[Opening SUPPLIED TEXT section]

HIV vaccine less effective

HIV vaccine less effective

BY ANDREW M.POTTS

An experimental HIV vaccine trialled by the Thai Government and the US military may be less effective than first reported, following the results and some additional analyses being published in The New England Journal of Medicine.

The full results still report an overall protection rate of 31 percent, but poorer results were found among the few men who have sex with men (MSM) involved in the trial and those from other high-risk groups, such as drug users and men who use prostitutes.

Among those who fell outside the study’s core sample of non-drug-using heterosexuals, the protective effect of the vaccine appeared to halve.

The study used two pre-existing vaccines found to be ineffective by themselves. When used together, however, infection rates among participants dropped.

Over a three-year period, of 8197 people who received the vaccine, 51 contracted HIV compared to 74 out of a control group of 8198.
The vaccine also appears to be most effective in the first 12 months, with the protective effect waning over time.
During the first year the effect seemed to be as high as 60 percent protection, however, by 30 months this had fallen to 36 percent, and by the end of the three years had averaged out to 31 percent.

Two accompanying analyses included in the report and presented at a conference in Paris last month put the effectiveness of the vaccine at closer to 26 percent using different criteria.

[Closing SUPPLIED TEXT section]

WORK TO COMPLETE:
1. In the HIV vaccine article, what overall protection rate do the full results report?
2. Reproduce the HIV vaccine article word for word, starting at "The full results" and ending at "group of 8198.".
3. Extend the article on the HIV vaccine trial from its final sentence onward.
The records that follow the article play no part in any of this work.

[Opening STUDY MATERIAL section]

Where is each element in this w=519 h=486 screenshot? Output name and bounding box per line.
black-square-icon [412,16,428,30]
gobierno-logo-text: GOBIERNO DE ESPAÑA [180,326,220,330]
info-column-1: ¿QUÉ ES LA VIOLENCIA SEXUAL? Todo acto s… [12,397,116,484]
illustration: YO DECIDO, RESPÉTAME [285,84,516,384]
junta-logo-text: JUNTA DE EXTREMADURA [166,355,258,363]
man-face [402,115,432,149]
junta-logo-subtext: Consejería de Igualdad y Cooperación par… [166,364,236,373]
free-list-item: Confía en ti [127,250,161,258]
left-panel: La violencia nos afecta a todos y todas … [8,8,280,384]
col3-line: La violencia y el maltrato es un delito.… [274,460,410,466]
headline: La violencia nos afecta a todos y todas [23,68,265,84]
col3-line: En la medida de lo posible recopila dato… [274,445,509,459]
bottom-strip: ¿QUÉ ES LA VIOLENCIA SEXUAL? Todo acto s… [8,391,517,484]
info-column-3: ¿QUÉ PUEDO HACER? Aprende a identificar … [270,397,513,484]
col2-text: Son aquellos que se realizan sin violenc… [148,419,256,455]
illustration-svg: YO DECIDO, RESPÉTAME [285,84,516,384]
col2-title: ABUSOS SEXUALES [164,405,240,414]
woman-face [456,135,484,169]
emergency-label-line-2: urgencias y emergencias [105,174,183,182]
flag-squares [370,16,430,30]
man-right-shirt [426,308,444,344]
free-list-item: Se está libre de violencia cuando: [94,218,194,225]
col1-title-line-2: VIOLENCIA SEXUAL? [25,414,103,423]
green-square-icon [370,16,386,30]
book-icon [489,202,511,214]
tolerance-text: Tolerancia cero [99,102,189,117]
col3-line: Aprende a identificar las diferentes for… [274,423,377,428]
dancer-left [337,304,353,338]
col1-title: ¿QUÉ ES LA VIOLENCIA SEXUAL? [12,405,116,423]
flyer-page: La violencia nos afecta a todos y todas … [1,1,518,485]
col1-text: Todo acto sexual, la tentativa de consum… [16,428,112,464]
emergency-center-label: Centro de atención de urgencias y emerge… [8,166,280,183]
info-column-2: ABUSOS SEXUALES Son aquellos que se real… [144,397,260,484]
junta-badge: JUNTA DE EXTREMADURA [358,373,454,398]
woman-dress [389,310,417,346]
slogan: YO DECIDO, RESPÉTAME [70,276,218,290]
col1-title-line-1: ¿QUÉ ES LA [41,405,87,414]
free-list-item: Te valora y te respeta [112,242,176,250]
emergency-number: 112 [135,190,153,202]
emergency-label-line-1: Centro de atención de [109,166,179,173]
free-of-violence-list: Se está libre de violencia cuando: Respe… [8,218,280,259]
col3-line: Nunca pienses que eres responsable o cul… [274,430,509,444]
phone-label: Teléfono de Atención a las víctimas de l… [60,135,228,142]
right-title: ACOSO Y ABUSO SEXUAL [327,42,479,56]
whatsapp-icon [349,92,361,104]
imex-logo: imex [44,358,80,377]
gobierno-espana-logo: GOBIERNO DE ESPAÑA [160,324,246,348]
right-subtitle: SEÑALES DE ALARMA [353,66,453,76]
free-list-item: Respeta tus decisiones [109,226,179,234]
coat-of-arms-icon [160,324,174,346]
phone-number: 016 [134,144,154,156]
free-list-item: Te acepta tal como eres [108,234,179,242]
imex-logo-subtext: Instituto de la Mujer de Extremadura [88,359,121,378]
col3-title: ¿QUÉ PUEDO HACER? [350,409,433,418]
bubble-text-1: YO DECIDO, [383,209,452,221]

[Closing STUDY MATERIAL section]

ANSWER LIST:
1. 31 percent

2.
The full results still report an overall protection rate of 31 percent, but poorer results were found among the few men who have sex with men (MSM) involved in the trial and those from other high-risk groups, such as drug users and men who use prostitutes.

Among those who fell outside the study’s core sample of non-drug-using heterosexuals, the protective effect of the vaccine appeared to halve.

The study used two pre-existing vaccines found to be ineffective by themselves. When used together, however, infection rates among participants dropped.

Over a three-year period, of 8197 people who received the vaccine, 51 contracted HIV compared to 74 out of a control group of 8198.

3.
The executive director of the Australian Federation of AIDS Organisations, Don Baxter, told Southern Star the trial had value in pointing to how future trials could be designed better but that very little could be taken from the results at this stage.

“There are some serious confusions in the way these trial results have been released, which is really unfortunate,” Baxter said.
“Future trials need to be designed with sufficient statistical power [so] that results for subpopulations can be assessed much more accurately.

“There were very few gay men and MSM in the trial, and some who were defined as high risk from a range of other characteristics — having many sexual partners or having paid for sex for example — so we’re talking about very small numbers to be making any firm view on a candidate vaccine for which the efficacy is already very low — whether that’s 30 percent or 20 percent.”

ACON CEO Nicholas Parkhill told Southern Star, “While the initial data from the Thai vaccine study was reasonably promising, what the revised results show is that a lot more work needs to de done before an effective vaccine for HIV is developed.”